*Challenge:*
Answer with nothing but a number: how many lines include the word "Unity"?

*Part of a data file:*
........
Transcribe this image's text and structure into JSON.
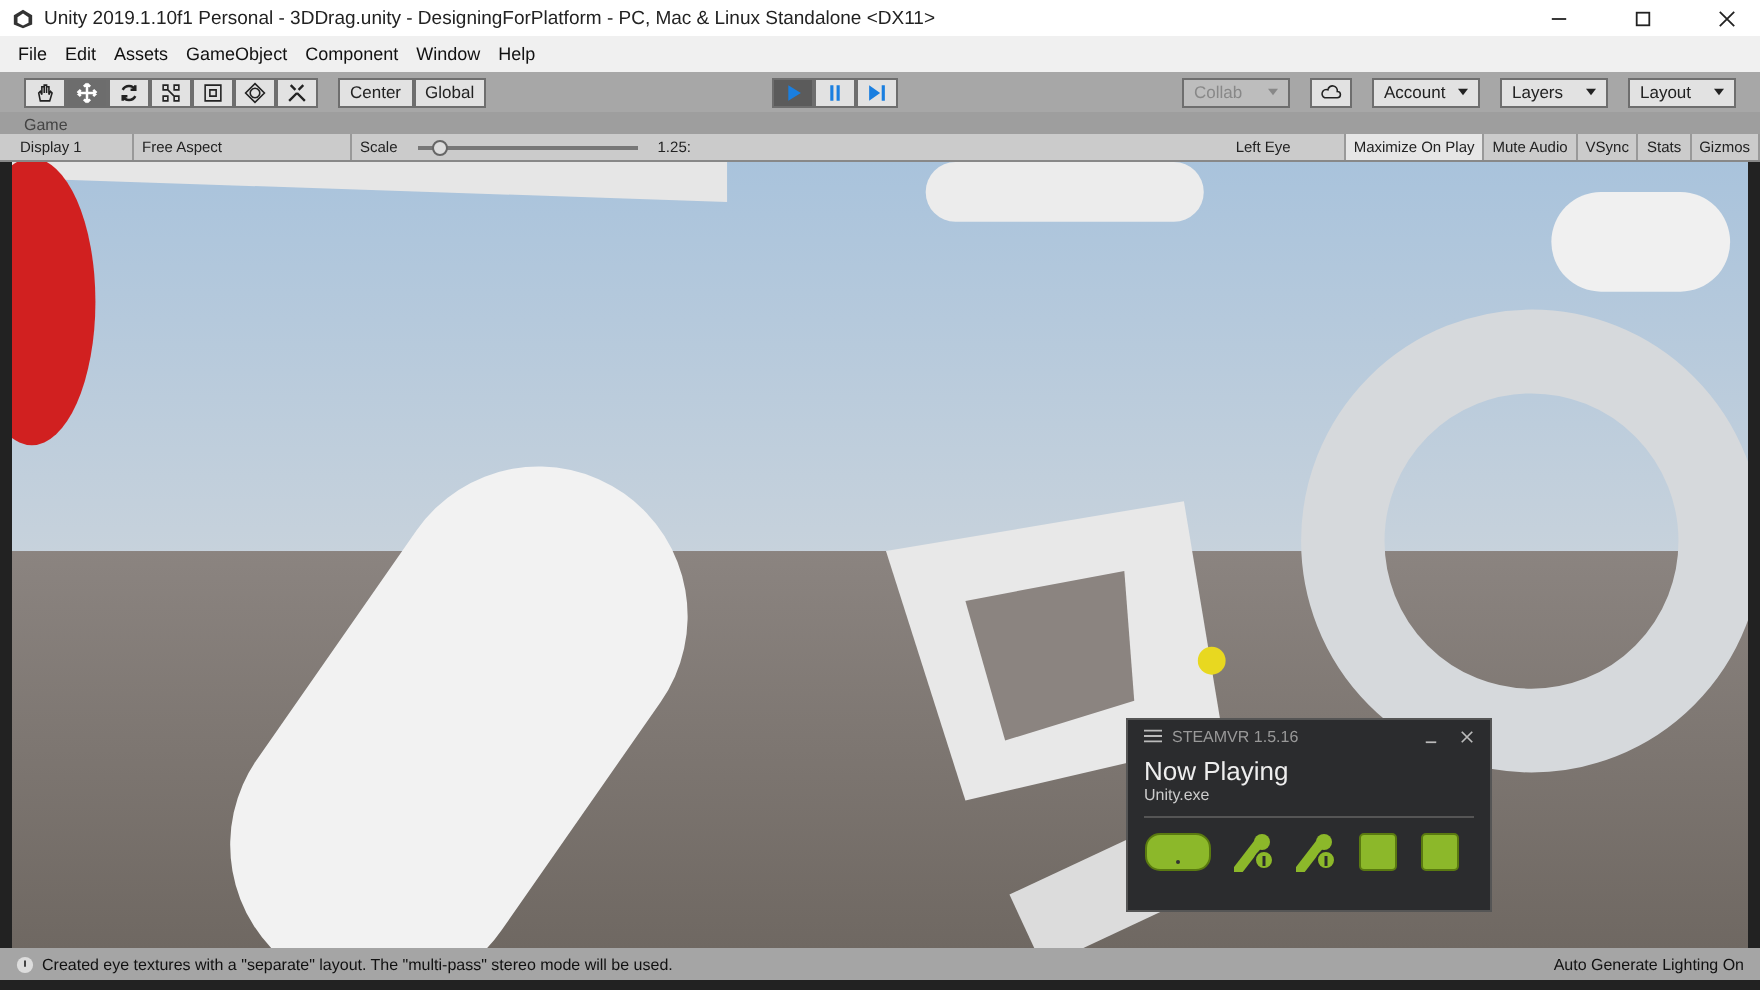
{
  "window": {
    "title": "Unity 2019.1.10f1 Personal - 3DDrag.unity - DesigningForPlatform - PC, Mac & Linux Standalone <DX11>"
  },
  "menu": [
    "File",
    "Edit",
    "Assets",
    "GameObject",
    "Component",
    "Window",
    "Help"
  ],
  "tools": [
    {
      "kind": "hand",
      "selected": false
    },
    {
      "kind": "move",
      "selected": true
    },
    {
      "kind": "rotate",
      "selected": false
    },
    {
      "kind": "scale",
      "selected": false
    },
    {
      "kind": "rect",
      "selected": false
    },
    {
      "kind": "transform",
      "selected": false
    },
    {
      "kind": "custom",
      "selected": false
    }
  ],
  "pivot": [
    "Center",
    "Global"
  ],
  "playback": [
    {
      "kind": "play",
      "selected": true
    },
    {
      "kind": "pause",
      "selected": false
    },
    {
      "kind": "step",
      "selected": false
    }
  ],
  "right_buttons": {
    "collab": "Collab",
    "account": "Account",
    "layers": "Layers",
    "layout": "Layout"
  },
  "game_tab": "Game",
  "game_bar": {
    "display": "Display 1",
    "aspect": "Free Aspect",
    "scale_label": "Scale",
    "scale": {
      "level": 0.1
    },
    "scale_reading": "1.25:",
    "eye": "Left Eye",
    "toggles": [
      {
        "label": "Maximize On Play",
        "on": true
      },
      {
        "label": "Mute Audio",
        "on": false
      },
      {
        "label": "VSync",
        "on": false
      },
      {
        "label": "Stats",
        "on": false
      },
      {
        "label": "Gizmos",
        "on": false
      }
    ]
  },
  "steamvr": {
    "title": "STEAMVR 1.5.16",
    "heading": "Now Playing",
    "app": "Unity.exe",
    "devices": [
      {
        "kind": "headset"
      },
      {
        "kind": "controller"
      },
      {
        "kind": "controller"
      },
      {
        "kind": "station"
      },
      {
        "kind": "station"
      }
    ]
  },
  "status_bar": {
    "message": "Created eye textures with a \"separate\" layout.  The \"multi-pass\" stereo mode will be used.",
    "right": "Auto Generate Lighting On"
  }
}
........
*Exercise answer:*
2